▶ What you are asked to do
The response must be made up of the lines in the entries below that contain "ACTION".

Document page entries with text
____

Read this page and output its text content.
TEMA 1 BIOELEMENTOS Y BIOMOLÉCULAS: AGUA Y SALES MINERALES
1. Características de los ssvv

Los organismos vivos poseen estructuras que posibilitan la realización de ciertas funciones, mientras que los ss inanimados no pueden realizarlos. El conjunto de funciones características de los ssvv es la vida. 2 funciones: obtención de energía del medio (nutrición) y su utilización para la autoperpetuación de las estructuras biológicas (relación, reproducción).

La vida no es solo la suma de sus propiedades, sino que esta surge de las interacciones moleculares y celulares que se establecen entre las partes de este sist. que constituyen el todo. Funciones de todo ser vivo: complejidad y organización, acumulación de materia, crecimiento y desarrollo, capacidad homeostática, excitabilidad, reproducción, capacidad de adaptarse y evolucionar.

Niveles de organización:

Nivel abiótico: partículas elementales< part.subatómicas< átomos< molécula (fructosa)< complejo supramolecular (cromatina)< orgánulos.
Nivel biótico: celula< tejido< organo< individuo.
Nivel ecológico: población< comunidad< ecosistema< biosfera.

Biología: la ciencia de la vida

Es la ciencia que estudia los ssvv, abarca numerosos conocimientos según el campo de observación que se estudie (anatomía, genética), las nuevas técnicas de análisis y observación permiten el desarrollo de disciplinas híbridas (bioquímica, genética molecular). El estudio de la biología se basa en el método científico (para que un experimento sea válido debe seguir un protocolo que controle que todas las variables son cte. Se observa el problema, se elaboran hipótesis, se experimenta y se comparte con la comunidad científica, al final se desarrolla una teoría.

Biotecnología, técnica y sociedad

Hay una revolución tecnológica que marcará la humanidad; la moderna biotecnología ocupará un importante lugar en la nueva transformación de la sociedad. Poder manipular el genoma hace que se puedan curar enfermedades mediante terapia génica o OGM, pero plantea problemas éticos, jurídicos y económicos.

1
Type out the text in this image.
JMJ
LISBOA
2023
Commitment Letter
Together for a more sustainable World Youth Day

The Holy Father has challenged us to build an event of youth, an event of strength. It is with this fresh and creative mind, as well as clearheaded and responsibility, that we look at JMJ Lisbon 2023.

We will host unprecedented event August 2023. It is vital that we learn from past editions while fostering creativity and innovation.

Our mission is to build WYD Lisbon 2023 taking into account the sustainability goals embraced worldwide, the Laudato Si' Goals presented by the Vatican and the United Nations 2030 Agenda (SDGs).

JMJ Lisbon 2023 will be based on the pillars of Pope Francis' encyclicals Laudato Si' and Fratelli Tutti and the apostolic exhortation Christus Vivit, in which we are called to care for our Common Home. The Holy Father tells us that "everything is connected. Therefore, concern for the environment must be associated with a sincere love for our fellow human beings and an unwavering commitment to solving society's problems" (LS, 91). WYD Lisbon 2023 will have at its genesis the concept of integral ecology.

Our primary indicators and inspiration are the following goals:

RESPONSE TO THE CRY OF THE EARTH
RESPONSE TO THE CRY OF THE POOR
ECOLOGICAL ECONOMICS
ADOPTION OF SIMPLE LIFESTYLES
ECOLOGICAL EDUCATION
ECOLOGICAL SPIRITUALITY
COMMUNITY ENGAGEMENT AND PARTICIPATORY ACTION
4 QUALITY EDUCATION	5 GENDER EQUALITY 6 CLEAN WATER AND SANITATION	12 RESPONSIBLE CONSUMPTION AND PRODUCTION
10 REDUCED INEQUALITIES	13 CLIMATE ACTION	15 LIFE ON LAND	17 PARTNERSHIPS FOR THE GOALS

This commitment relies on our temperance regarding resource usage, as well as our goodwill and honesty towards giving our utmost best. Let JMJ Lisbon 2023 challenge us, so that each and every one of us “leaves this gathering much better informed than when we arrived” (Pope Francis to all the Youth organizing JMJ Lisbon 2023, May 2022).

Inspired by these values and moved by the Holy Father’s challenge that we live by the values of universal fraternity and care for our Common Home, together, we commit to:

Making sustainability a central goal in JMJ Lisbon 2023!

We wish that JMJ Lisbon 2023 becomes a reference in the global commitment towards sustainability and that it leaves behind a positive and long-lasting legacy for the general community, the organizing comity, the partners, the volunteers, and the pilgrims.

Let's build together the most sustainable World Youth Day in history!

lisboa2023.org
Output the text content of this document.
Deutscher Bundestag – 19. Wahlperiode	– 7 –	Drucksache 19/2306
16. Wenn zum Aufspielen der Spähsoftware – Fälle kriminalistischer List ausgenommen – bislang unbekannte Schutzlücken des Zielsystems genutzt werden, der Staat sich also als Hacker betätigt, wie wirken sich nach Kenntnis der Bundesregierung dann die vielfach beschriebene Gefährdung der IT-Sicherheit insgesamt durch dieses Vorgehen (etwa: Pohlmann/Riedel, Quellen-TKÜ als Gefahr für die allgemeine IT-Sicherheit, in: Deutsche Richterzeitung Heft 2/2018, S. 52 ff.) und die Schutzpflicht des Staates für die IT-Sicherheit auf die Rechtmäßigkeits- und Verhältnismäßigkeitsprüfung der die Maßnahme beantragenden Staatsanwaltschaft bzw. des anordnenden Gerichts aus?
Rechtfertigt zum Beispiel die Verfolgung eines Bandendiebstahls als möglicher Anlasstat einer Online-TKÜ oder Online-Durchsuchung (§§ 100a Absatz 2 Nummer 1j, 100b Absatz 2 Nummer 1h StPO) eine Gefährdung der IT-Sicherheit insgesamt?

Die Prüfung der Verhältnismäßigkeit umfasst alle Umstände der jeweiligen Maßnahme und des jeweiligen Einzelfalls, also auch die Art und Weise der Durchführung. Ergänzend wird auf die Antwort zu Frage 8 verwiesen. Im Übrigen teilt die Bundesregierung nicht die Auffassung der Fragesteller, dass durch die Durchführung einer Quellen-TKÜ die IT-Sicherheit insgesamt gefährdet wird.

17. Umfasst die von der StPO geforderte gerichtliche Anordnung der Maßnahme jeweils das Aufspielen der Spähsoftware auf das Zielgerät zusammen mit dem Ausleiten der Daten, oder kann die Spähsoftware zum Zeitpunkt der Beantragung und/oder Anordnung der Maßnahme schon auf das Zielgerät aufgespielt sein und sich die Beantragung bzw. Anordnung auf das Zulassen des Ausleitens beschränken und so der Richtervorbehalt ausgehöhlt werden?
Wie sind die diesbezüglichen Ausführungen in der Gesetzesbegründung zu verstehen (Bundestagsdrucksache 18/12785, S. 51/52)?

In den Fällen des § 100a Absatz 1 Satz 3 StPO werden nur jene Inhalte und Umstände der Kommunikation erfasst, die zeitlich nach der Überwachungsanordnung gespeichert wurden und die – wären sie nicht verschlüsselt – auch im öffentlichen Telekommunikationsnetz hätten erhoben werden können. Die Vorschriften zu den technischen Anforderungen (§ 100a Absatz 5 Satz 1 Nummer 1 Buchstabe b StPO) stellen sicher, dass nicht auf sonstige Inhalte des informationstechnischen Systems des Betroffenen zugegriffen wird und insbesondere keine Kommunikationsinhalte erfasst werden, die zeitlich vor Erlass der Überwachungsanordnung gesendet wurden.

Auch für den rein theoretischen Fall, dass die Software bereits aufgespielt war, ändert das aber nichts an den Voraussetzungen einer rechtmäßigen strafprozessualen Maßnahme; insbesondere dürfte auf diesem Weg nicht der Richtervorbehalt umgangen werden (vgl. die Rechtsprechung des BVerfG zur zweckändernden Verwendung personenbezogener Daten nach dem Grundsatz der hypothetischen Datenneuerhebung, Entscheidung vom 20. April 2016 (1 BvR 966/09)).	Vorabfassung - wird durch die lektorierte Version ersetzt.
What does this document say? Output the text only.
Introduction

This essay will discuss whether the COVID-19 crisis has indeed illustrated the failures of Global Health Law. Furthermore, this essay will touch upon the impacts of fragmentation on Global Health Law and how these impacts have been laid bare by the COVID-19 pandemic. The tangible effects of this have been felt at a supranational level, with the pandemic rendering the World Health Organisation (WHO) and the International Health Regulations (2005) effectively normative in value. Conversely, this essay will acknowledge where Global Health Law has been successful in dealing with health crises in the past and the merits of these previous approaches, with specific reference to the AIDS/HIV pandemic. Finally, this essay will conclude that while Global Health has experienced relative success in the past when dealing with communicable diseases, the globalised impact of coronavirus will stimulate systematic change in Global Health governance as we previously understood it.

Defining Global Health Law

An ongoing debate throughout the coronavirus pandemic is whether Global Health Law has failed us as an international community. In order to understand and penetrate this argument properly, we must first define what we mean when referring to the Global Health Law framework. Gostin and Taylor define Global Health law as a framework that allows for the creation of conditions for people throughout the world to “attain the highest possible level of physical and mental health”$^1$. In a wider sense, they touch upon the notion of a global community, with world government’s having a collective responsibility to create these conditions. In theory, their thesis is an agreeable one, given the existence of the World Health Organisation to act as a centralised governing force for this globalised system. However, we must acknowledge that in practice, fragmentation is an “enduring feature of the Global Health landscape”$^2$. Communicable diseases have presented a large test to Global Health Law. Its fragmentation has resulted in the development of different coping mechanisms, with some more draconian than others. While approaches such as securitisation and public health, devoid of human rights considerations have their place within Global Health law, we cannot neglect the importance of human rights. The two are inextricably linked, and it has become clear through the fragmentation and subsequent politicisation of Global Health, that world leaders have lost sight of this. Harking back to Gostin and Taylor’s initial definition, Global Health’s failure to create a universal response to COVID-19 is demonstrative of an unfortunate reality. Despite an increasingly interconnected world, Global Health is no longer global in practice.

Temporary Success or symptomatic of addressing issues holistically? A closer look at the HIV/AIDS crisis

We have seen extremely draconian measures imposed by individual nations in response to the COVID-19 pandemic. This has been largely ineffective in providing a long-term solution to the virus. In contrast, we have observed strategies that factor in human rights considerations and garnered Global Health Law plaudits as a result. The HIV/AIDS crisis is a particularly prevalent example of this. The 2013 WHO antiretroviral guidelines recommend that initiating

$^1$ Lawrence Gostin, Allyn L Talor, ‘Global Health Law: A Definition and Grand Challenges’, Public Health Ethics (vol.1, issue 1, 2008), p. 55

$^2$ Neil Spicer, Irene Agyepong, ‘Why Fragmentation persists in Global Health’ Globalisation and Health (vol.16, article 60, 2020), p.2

____

▶ Task output
COMMUNITY ENGAGEMENT AND PARTICIPATORY ACTION
10 REDUCED INEQUALITIES	13 CLIMATE ACTION	15 LIFE ON LAND	17 PARTNERSHIPS FOR THE GOALS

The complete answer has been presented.